THE REQUEST
From the entries below, report how many lines contain the string "CONVERTER". Give only that number.

■ ■ ■ ■

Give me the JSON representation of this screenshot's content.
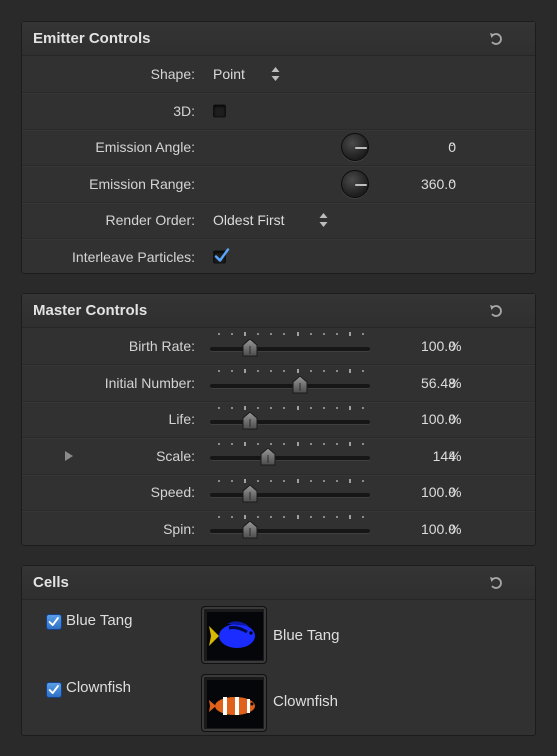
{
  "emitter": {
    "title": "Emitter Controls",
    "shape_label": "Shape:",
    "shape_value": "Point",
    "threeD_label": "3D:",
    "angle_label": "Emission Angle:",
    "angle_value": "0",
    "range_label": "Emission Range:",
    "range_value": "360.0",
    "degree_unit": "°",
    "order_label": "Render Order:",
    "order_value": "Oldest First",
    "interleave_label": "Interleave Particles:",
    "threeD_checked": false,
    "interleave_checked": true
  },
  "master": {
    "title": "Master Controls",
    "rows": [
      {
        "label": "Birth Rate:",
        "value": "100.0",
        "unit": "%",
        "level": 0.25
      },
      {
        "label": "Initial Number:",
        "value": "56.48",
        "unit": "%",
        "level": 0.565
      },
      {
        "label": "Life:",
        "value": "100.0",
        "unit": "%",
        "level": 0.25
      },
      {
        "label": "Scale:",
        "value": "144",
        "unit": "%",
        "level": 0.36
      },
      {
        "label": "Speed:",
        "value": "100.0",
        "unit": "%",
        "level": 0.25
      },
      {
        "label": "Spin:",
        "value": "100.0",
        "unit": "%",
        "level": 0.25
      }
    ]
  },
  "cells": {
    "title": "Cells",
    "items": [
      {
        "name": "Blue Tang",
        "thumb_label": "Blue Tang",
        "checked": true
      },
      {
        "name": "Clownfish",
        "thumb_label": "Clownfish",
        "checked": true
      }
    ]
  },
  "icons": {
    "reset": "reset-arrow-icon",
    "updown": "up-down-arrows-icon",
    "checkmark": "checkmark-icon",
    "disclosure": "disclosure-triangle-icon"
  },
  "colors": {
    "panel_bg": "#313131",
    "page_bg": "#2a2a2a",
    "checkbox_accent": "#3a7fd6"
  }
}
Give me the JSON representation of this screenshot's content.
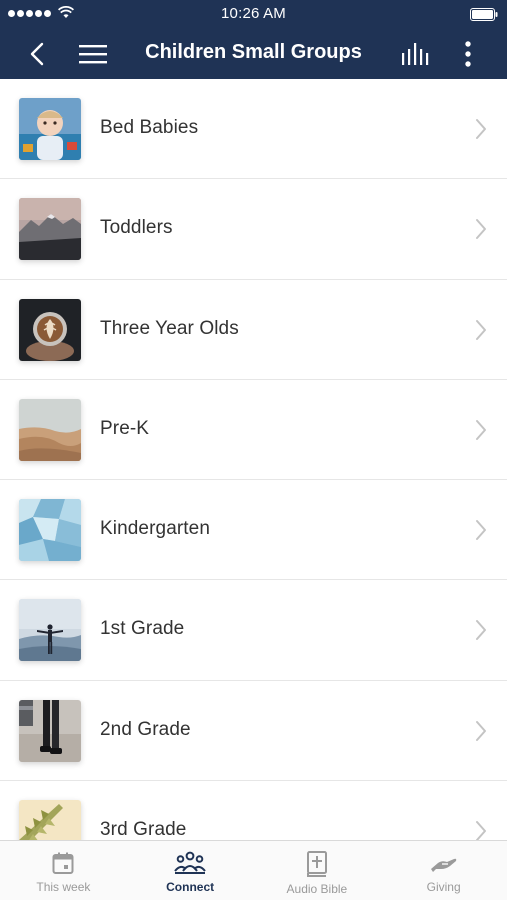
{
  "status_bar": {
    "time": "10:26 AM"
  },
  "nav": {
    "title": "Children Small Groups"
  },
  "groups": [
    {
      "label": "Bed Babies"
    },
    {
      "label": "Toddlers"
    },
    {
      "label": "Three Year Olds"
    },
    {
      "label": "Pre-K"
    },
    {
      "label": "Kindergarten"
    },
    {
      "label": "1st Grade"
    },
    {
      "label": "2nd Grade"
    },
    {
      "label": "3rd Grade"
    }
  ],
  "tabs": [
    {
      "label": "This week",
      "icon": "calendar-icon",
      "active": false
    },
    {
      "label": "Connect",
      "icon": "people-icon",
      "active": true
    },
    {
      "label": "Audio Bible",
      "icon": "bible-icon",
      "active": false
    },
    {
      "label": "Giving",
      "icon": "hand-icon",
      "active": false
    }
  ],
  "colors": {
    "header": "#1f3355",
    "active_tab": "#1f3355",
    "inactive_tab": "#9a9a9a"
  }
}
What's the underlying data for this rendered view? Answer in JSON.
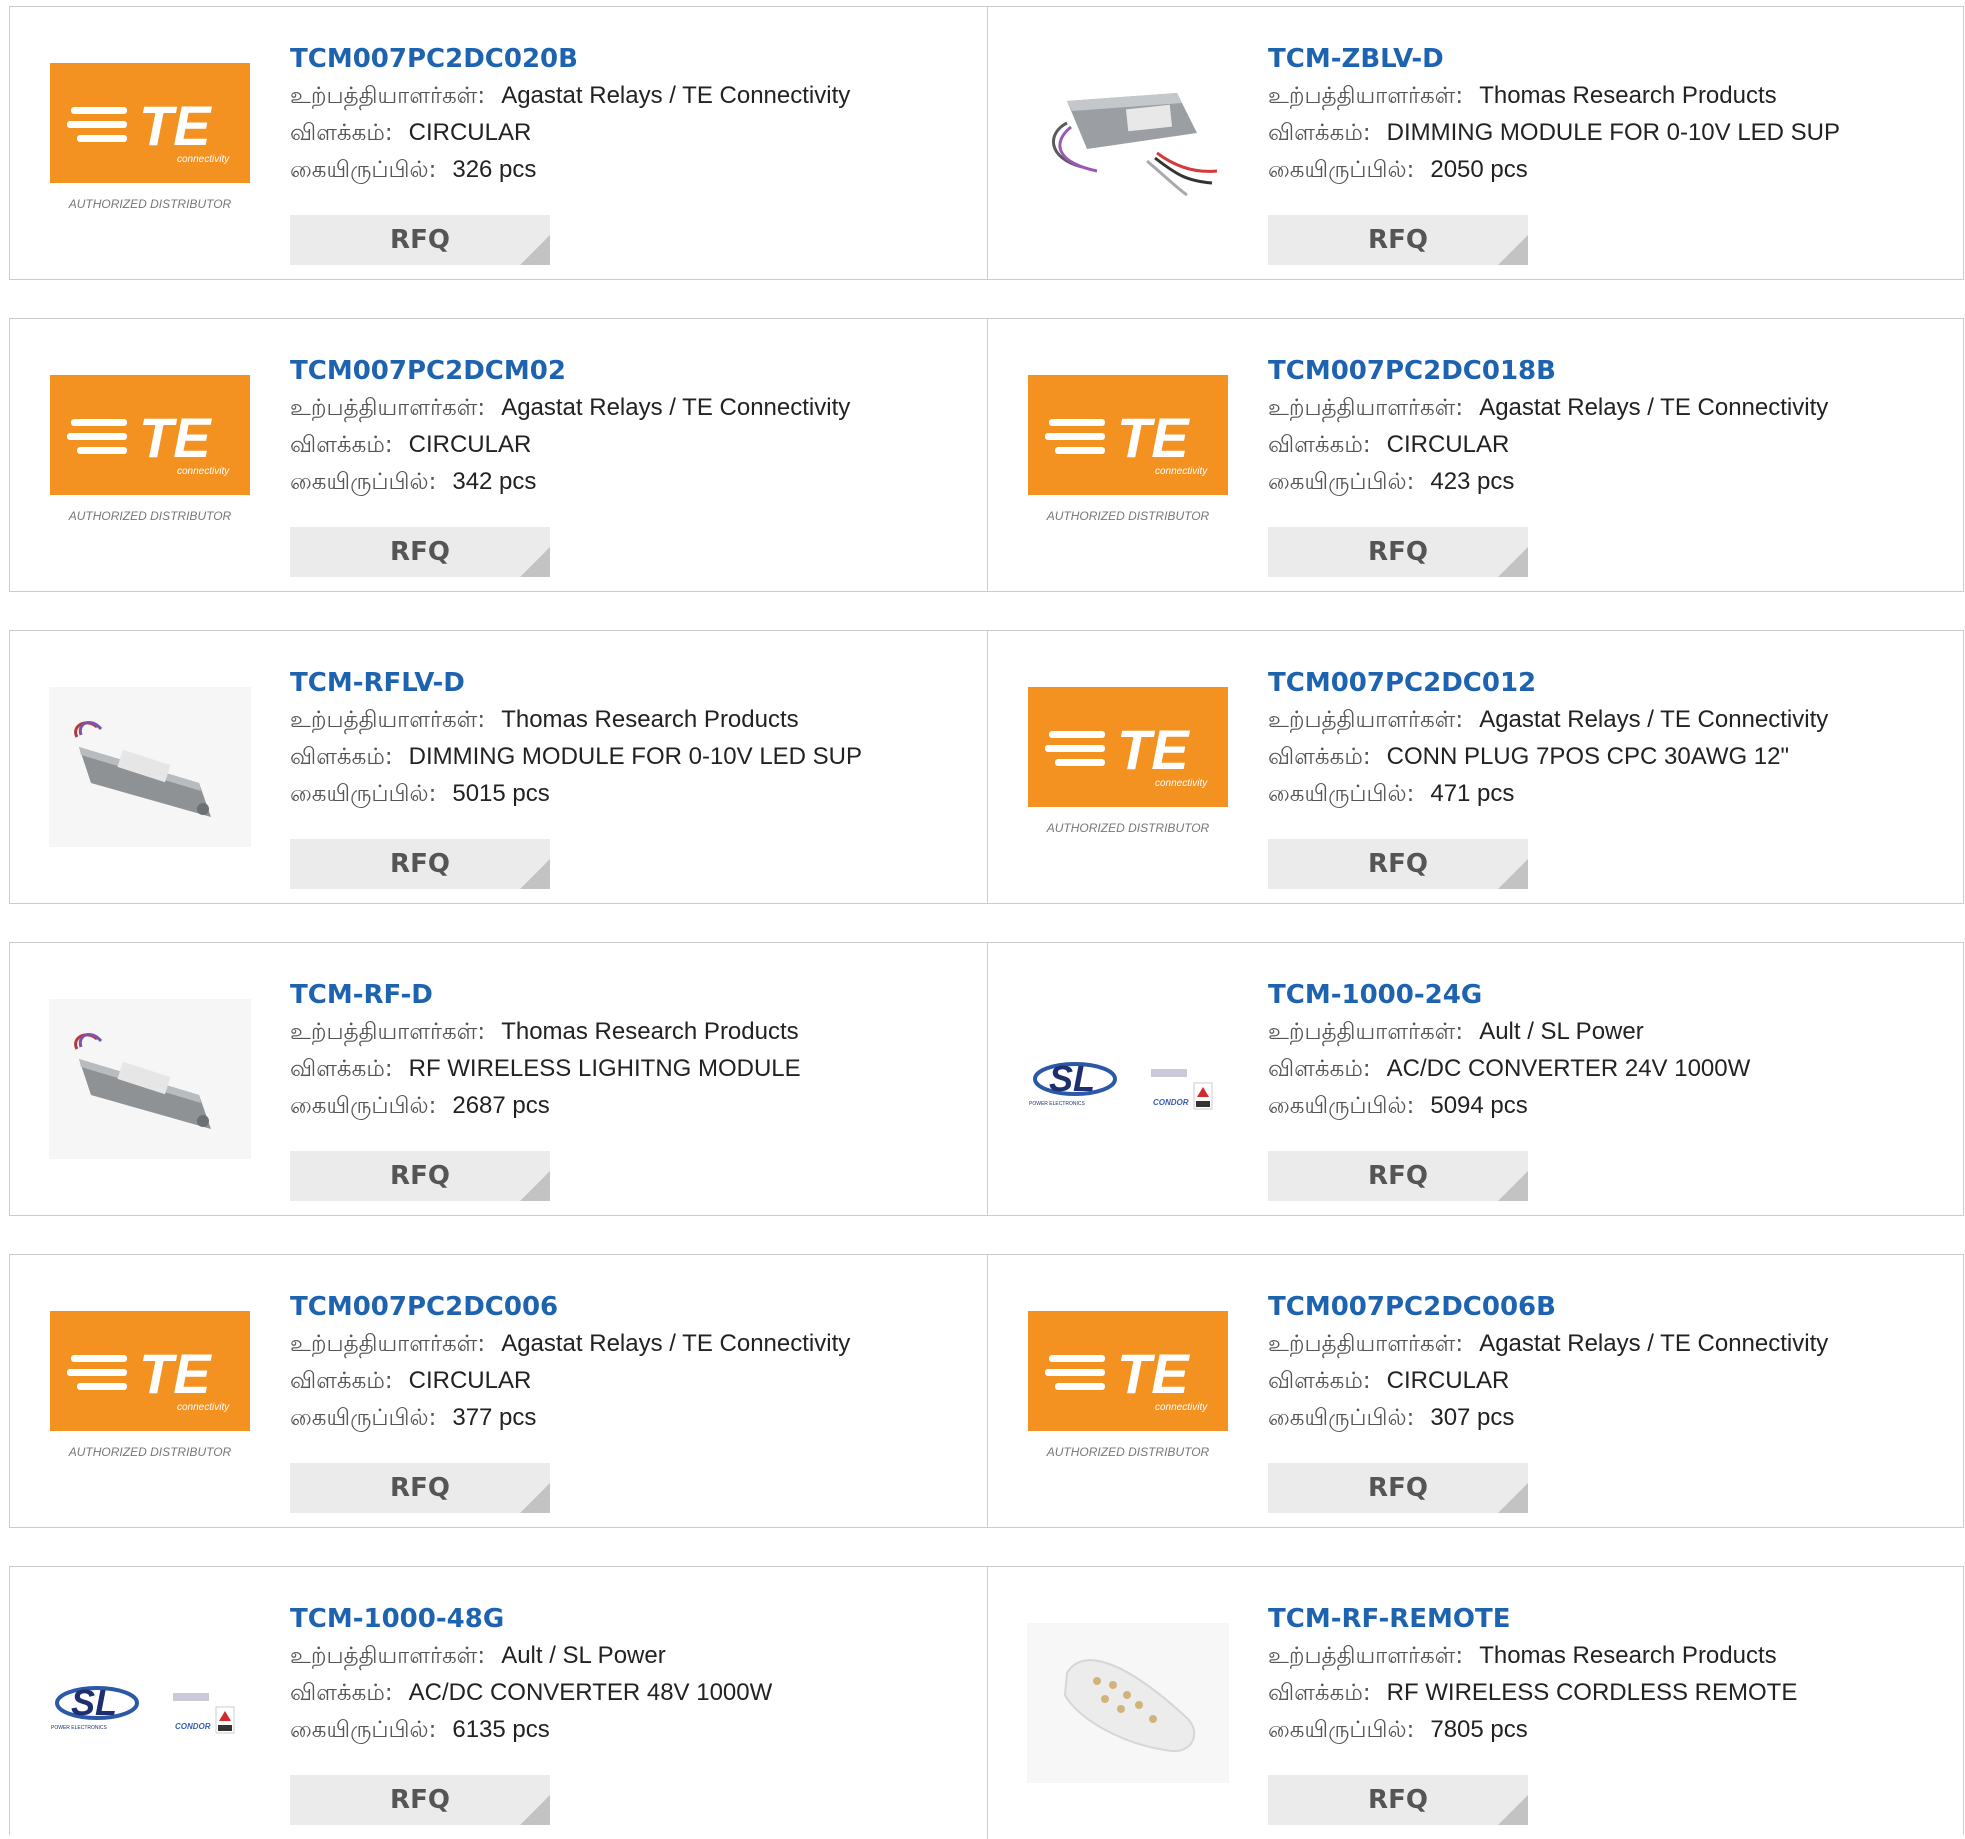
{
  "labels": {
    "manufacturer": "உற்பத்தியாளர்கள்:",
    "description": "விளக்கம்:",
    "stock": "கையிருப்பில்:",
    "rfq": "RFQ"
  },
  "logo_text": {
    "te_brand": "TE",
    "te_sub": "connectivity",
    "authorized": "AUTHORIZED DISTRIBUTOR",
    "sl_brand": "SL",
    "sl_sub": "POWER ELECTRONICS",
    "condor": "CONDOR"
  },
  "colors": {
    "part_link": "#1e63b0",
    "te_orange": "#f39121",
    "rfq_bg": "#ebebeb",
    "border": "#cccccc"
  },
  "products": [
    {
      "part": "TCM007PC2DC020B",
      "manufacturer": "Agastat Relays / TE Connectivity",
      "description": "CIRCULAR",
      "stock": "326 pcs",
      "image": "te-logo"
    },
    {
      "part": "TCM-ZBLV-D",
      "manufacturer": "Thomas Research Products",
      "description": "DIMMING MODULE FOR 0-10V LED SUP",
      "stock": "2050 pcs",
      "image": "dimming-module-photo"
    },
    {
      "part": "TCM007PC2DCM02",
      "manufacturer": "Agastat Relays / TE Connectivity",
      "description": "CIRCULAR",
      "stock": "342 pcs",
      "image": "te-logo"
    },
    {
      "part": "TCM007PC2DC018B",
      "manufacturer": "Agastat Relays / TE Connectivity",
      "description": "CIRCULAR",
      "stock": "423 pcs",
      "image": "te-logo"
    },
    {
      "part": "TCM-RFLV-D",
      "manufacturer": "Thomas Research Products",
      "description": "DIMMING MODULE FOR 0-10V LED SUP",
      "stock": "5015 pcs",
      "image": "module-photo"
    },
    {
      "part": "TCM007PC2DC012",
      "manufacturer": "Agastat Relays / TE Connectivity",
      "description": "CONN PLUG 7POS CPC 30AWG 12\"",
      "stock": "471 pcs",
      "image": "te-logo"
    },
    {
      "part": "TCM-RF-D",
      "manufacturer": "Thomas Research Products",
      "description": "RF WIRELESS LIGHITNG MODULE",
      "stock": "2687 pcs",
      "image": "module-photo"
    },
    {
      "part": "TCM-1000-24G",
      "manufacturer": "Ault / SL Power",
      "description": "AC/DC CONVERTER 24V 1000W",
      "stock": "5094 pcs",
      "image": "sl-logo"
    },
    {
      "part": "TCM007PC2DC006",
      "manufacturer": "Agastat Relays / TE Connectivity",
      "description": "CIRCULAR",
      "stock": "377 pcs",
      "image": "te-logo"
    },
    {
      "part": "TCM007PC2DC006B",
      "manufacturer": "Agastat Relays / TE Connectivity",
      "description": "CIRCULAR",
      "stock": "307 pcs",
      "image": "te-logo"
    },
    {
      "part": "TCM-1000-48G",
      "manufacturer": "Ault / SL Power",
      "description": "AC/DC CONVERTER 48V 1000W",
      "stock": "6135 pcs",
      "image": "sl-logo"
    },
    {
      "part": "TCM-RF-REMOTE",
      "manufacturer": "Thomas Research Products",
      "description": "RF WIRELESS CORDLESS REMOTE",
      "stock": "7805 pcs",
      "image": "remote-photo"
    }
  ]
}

■ ■ ■ ■

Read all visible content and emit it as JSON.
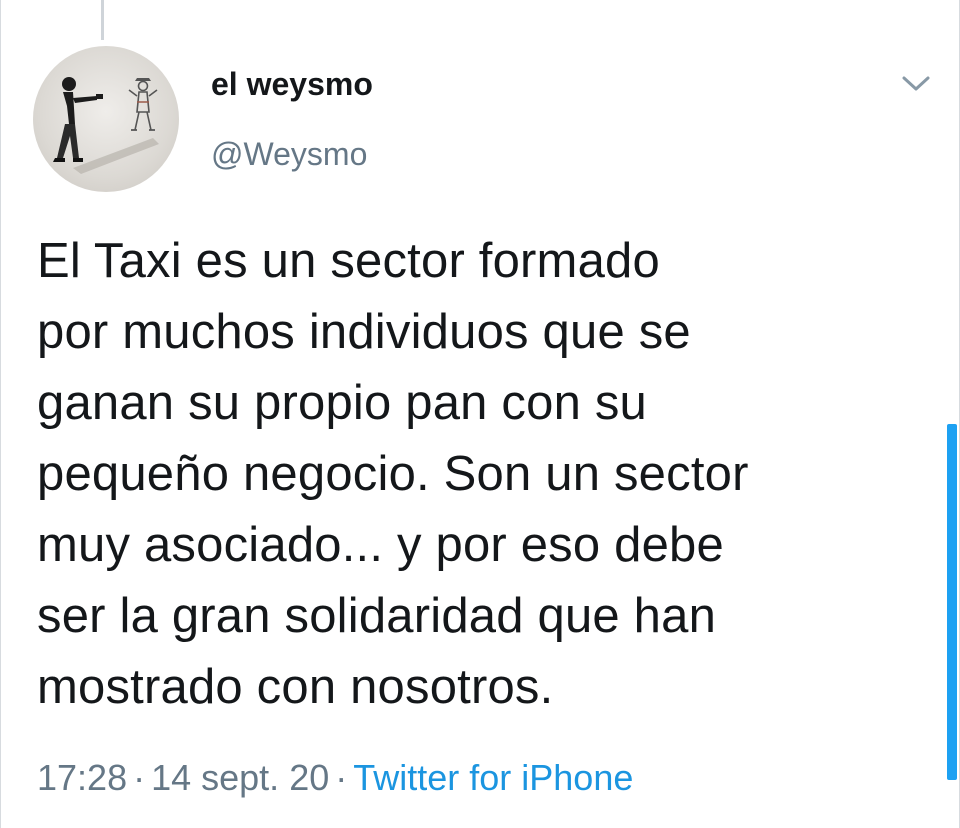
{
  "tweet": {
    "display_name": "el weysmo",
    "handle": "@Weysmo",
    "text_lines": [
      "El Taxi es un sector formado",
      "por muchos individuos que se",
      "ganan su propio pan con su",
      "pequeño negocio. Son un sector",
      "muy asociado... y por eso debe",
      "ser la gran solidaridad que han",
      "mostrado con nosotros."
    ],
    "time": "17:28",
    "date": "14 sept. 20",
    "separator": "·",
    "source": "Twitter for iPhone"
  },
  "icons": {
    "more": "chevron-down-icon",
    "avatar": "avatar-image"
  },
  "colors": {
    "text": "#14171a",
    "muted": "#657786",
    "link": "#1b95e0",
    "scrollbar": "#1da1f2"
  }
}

■ ■ ■ ■

IN RESPONSE
2